_PROBLEM DETAILS_
Find the lines that contain the word "ଅନଶନ" and copy each one.

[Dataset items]

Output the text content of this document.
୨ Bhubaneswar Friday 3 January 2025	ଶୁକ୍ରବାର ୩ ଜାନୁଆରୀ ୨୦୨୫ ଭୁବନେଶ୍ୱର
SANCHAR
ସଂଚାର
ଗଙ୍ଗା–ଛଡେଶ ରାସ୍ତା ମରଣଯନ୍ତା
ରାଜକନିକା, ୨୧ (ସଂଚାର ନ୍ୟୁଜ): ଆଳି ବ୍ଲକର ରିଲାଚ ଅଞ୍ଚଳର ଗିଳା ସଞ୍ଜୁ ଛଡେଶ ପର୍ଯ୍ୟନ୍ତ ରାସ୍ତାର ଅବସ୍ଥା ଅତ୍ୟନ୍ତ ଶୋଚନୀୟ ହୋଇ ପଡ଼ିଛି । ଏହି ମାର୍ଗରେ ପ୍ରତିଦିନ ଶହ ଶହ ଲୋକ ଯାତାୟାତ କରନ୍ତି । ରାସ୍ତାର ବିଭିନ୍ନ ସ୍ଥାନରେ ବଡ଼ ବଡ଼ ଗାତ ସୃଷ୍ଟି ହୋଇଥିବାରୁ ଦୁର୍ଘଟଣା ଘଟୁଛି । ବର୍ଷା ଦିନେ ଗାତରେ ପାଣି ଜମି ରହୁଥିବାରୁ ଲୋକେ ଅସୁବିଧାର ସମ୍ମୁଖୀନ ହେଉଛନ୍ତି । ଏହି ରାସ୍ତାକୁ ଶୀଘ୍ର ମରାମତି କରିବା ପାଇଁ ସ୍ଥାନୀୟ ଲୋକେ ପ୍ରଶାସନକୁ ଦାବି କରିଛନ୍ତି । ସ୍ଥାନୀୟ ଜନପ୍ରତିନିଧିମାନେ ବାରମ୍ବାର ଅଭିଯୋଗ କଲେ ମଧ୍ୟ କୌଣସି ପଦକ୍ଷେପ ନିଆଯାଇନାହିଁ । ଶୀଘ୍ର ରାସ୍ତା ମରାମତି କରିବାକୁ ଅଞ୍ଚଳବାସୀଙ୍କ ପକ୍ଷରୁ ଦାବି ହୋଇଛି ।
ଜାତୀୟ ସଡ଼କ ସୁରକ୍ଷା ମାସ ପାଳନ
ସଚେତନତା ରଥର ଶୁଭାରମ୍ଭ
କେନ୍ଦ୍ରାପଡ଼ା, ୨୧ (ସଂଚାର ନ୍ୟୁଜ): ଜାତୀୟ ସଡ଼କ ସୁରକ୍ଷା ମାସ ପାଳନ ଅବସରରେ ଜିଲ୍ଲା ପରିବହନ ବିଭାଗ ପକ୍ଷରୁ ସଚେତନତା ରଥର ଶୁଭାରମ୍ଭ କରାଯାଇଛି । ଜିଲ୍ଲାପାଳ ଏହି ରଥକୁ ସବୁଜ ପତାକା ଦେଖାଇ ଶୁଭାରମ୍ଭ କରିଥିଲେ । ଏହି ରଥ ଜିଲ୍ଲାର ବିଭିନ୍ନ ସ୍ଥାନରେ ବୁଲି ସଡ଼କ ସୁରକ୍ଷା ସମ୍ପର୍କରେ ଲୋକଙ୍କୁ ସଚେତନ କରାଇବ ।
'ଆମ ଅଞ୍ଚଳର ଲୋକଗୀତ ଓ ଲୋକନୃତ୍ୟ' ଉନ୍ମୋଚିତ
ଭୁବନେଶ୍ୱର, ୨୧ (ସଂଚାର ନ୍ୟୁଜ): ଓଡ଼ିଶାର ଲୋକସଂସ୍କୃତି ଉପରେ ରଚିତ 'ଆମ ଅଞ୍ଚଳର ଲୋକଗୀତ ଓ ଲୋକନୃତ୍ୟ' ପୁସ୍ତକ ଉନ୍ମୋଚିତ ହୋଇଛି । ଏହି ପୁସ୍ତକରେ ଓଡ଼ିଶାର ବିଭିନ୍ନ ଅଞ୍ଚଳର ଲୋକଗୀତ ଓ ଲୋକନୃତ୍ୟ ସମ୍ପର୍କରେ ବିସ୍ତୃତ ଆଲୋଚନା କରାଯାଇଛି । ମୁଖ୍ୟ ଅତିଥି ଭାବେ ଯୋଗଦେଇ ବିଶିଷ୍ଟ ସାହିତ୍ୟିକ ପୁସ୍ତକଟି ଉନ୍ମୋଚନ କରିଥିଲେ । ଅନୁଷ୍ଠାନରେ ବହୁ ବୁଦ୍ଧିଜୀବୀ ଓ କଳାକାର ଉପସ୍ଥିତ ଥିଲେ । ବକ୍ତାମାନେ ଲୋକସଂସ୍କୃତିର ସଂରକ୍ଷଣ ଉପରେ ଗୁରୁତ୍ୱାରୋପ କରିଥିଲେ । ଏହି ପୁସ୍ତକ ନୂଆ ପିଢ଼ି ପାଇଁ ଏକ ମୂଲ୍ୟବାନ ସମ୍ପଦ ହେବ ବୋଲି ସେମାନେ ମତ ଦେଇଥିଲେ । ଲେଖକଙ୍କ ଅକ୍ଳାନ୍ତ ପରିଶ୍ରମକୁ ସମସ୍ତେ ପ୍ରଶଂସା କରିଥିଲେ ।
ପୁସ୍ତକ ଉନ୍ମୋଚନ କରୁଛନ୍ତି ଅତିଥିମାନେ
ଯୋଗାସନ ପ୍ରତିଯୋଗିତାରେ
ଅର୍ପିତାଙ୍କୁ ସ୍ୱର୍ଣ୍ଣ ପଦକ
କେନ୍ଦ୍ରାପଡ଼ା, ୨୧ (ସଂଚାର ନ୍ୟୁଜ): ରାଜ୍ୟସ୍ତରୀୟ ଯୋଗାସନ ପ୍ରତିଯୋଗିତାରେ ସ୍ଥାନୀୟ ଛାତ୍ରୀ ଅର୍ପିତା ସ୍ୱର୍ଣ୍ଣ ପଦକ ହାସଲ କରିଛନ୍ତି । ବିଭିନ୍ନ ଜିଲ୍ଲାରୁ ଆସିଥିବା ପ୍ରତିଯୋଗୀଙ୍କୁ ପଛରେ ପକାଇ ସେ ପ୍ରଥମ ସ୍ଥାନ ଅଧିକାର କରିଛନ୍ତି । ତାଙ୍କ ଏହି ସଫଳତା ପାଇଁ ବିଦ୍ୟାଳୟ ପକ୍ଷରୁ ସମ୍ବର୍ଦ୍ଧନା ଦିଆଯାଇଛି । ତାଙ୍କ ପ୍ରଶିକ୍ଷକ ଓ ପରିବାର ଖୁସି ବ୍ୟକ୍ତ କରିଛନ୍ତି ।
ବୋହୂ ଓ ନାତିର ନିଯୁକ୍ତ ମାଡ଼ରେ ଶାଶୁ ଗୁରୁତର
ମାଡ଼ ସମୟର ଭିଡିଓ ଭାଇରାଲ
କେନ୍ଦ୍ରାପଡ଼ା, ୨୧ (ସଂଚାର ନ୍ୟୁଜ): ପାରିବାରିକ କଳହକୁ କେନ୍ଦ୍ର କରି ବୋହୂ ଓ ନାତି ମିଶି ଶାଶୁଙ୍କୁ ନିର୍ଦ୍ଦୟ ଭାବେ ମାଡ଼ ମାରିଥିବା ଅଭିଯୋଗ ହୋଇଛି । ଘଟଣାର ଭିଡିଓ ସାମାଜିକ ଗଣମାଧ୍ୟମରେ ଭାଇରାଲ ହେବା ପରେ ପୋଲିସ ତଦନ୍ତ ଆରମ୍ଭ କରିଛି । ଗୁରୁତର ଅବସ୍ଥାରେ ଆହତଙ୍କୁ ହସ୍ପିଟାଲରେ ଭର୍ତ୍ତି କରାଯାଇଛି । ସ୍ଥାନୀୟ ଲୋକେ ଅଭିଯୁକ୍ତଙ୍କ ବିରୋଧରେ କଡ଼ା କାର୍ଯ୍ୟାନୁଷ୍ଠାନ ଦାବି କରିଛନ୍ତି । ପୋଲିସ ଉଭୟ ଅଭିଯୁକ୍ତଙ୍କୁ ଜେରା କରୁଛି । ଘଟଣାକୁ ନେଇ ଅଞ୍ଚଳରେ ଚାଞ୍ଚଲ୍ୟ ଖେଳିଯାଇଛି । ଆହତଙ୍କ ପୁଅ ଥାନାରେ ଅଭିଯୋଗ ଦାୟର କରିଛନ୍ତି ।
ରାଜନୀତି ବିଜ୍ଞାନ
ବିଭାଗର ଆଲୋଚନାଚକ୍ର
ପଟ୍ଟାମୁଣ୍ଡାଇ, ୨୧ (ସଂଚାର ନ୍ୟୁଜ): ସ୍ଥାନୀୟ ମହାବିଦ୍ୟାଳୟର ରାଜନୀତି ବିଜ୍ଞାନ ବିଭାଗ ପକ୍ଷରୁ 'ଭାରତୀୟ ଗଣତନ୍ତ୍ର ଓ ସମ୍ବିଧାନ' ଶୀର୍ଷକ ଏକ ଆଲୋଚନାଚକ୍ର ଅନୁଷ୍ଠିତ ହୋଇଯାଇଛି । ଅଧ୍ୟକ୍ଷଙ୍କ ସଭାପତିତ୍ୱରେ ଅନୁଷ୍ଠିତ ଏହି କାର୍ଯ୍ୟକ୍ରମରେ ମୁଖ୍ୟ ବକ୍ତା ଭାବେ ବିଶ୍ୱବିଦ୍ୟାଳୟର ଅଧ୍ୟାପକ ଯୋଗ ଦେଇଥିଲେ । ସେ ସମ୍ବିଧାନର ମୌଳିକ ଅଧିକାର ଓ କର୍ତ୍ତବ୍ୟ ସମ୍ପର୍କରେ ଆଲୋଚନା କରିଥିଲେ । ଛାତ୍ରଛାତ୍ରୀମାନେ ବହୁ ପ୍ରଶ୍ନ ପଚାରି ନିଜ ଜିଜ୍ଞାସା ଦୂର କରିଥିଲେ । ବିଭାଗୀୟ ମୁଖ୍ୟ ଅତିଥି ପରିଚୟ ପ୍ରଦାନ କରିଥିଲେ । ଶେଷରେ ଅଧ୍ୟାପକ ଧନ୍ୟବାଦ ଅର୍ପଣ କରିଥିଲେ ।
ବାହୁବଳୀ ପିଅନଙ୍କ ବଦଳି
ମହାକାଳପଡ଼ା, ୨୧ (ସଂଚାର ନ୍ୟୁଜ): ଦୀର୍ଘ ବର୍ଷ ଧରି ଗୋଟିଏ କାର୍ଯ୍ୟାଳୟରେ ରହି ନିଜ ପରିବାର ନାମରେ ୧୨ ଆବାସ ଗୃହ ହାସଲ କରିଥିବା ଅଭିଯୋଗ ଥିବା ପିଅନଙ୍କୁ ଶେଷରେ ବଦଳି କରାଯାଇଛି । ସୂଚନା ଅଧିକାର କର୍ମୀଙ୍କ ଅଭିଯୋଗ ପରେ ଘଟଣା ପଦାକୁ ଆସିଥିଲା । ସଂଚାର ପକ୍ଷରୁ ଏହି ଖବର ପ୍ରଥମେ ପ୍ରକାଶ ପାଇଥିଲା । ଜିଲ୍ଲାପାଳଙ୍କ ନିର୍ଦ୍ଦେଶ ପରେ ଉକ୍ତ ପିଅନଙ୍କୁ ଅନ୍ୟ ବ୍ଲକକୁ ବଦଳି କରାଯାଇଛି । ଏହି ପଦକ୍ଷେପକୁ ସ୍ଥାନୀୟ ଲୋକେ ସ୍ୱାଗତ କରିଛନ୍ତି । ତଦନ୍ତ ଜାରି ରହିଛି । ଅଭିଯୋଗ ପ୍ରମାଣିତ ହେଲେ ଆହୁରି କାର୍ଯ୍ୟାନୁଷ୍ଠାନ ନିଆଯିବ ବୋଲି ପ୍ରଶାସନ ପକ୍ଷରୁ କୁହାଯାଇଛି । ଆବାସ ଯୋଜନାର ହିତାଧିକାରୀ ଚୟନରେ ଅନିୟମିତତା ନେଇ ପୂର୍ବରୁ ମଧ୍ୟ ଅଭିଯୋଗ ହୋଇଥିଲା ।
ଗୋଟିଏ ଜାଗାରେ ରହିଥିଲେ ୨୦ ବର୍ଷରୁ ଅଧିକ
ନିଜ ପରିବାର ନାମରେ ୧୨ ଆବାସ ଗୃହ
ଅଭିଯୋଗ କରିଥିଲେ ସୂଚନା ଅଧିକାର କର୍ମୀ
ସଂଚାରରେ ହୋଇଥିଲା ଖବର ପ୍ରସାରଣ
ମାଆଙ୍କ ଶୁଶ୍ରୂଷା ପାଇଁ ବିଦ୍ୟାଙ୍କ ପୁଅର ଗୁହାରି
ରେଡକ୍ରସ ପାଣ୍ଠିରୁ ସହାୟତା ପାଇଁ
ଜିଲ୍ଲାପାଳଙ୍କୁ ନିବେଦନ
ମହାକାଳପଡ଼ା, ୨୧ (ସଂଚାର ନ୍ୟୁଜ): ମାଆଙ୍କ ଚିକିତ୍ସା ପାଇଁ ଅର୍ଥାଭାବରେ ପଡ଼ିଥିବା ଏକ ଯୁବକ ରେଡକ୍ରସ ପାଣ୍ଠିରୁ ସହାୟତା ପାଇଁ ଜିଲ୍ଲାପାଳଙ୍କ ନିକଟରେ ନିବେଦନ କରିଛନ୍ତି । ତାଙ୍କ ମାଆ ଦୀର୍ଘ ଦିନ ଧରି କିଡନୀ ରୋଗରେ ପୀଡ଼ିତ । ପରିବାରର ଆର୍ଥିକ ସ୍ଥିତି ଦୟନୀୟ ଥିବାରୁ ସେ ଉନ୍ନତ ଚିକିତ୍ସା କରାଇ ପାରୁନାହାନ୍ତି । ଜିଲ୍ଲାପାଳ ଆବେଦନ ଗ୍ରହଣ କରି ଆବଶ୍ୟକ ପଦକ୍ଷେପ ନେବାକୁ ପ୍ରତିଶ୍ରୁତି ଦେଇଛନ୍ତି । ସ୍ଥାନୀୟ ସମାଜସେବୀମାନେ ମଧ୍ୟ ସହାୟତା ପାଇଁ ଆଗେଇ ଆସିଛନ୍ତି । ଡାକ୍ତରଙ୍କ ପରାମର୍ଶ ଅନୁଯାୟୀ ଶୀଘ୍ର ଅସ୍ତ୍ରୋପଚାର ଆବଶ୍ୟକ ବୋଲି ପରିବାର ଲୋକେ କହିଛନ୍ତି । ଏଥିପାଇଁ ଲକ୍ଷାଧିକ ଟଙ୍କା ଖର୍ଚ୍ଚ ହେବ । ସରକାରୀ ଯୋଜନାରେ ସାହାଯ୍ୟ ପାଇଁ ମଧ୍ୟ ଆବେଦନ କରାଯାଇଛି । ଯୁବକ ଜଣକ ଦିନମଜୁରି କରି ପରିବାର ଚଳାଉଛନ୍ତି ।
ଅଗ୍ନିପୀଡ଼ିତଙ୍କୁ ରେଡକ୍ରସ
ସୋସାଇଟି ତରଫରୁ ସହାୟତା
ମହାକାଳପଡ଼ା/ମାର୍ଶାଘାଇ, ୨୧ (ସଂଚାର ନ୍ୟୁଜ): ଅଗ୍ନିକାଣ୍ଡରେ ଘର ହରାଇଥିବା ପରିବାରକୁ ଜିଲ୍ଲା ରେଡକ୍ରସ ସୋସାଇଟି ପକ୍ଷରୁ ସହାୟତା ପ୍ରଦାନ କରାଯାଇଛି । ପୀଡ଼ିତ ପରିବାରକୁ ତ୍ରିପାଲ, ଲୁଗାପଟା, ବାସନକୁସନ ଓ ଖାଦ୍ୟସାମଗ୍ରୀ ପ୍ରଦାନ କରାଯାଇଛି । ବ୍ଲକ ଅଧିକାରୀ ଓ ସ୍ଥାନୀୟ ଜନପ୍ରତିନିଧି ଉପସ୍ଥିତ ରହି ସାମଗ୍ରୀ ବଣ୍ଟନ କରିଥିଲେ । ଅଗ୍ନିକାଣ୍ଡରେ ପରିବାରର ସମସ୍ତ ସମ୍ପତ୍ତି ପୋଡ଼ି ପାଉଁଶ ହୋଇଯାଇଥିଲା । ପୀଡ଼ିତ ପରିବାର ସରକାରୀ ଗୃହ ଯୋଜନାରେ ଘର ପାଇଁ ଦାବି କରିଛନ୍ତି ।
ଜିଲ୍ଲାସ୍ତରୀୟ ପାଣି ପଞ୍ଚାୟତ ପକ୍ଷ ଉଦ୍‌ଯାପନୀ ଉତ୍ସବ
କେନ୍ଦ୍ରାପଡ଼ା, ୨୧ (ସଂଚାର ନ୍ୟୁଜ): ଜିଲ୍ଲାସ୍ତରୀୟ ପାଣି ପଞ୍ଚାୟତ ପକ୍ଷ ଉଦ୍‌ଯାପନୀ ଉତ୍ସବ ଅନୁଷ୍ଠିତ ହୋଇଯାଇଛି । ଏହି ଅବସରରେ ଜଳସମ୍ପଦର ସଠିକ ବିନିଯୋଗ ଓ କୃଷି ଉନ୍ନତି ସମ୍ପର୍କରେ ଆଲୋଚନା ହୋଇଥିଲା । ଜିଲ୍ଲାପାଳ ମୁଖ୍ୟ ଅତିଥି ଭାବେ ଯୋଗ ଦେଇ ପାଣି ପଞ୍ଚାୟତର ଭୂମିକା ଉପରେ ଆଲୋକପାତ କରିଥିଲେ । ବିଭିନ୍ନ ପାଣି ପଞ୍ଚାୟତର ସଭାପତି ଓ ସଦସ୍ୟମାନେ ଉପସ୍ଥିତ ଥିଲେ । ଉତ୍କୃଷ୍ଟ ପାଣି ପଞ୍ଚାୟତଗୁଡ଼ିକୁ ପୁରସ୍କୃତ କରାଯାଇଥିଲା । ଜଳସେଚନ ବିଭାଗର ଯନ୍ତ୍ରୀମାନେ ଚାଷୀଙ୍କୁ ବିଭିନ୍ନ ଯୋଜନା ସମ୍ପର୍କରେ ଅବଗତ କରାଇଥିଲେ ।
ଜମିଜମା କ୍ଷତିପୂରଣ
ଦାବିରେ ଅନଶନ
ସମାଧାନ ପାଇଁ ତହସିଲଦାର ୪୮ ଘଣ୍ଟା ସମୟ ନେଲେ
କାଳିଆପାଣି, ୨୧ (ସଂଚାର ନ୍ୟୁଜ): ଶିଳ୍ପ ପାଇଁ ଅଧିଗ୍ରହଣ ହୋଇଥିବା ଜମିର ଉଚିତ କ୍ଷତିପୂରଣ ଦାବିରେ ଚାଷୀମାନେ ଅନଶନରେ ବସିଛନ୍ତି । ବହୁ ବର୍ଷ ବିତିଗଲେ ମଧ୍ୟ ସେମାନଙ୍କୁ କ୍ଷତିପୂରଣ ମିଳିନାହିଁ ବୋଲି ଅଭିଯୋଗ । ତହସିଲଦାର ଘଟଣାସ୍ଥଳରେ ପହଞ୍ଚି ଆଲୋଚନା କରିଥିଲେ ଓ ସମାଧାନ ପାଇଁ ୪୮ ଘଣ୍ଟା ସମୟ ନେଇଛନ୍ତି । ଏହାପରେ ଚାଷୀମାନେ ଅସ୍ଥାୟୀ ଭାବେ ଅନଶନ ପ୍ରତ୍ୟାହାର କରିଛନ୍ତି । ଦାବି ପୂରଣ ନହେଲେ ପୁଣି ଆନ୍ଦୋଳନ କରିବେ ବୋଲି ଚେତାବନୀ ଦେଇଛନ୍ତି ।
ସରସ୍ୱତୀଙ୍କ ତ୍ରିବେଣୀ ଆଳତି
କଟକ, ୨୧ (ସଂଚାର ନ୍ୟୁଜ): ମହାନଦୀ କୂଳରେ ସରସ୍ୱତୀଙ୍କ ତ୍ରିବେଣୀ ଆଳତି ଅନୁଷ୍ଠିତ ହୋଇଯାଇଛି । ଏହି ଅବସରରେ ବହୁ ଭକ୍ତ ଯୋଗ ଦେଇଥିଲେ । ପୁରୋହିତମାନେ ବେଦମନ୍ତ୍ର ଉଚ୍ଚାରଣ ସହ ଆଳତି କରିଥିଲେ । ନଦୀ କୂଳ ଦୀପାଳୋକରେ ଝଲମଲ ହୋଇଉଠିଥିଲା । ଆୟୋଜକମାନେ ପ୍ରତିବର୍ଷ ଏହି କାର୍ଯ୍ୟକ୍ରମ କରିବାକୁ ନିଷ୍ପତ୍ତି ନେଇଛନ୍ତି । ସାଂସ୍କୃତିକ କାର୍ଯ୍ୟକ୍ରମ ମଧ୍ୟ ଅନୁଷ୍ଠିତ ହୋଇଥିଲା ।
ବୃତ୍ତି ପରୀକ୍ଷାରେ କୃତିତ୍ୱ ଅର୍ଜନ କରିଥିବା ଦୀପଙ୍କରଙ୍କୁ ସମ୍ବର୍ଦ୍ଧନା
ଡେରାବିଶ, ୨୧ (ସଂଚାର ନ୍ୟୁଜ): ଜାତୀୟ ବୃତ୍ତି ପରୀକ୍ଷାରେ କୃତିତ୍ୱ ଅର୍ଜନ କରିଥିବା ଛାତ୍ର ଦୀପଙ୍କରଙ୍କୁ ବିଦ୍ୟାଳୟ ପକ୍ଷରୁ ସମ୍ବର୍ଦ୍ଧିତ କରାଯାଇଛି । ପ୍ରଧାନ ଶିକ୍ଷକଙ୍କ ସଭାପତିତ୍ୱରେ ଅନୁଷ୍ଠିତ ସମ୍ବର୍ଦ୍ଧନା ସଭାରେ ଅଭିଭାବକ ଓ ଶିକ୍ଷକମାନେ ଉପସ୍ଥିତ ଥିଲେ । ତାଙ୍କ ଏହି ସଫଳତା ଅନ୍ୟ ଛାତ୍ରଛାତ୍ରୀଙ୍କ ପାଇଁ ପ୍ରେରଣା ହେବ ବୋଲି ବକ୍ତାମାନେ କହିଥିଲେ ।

_RESPONSE TO THE TASK_
ଦାବିରେ ଅନଶନ
କାଳିଆପାଣି, ୨୧ (ସଂଚାର ନ୍ୟୁଜ): ଶିଳ୍ପ ପାଇଁ ଅଧିଗ୍ରହଣ ହୋଇଥିବା ଜମିର ଉଚିତ କ୍ଷତିପୂରଣ ଦାବିରେ ଚାଷୀମାନେ ଅନଶନରେ ବସିଛନ୍ତି । ବହୁ ବର୍ଷ ବିତିଗଲେ ମଧ୍ୟ ସେମାନଙ୍କୁ କ୍ଷତିପୂରଣ ମିଳିନାହିଁ ବୋଲି ଅଭିଯୋଗ । ତହସିଲଦାର ଘଟଣାସ୍ଥଳରେ ପହଞ୍ଚି ଆଲୋଚନା କରିଥିଲେ ଓ ସମାଧାନ ପାଇଁ ୪୮ ଘଣ୍ଟା ସମୟ ନେଇଛନ୍ତି । ଏହାପରେ ଚାଷୀମାନେ ଅସ୍ଥାୟୀ ଭାବେ ଅନଶନ ପ୍ରତ୍ୟାହାର କରିଛନ୍ତି । ଦାବି ପୂରଣ ନହେଲେ ପୁଣି ଆନ୍ଦୋଳନ କରିବେ ବୋଲି ଚେତାବନୀ ଦେଇଛନ୍ତି ।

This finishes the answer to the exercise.